--- START ---

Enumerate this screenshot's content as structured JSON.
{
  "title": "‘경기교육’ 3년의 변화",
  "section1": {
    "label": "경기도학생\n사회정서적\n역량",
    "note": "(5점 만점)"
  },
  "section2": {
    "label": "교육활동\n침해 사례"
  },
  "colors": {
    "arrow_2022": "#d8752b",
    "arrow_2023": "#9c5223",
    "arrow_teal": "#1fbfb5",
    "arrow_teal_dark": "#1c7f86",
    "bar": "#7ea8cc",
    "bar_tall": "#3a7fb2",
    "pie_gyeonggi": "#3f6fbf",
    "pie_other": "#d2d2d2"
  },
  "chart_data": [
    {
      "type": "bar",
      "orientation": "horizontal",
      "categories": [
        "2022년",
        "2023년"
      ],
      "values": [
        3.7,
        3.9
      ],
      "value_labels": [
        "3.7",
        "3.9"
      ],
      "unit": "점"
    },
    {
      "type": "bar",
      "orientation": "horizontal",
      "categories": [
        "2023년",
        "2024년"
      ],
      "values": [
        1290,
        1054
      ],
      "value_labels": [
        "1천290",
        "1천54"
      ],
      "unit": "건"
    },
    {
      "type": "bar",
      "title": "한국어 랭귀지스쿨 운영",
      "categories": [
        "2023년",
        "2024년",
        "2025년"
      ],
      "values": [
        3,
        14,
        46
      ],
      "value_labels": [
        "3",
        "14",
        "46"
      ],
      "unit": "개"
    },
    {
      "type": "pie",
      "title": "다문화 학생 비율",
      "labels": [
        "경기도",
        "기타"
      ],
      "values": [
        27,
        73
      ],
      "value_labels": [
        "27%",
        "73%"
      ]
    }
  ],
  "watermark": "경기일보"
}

--- END ---

### Short exercise:
Pull out each record as written and restate it exactly.

### Task result:
Enumerate this screenshot's content as structured JSON.
{
  "title": "‘경기교육’ 3년의 변화",
  "section1": {
    "label": "경기도학생\n사회정서적\n역량",
    "note": "(5점 만점)"
  },
  "section2": {
    "label": "교육활동\n침해 사례"
  },
  "colors": {
    "arrow_2022": "#d8752b",
    "arrow_2023": "#9c5223",
    "arrow_teal": "#1fbfb5",
    "arrow_teal_dark": "#1c7f86",
    "bar": "#7ea8cc",
    "bar_tall": "#3a7fb2",
    "pie_gyeonggi": "#3f6fbf",
    "pie_other": "#d2d2d2"
  },
  "chart_data": [
    {
      "type": "bar",
      "orientation": "horizontal",
      "categories": [
        "2022년",
        "2023년"
      ],
      "values": [
        3.7,
        3.9
      ],
      "value_labels": [
        "3.7",
        "3.9"
      ],
      "unit": "점"
    },
    {
      "type": "bar",
      "orientation": "horizontal",
      "categories": [
        "2023년",
        "2024년"
      ],
      "values": [
        1290,
        1054
      ],
      "value_labels": [
        "1천290",
        "1천54"
      ],
      "unit": "건"
    },
    {
      "type": "bar",
      "title": "한국어 랭귀지스쿨 운영",
      "categories": [
        "2023년",
        "2024년",
        "2025년"
      ],
      "values": [
        3,
        14,
        46
      ],
      "value_labels": [
        "3",
        "14",
        "46"
      ],
      "unit": "개"
    },
    {
      "type": "pie",
      "title": "다문화 학생 비율",
      "labels": [
        "경기도",
        "기타"
      ],
      "values": [
        27,
        73
      ],
      "value_labels": [
        "27%",
        "73%"
      ]
    }
  ],
  "watermark": "경기일보"
}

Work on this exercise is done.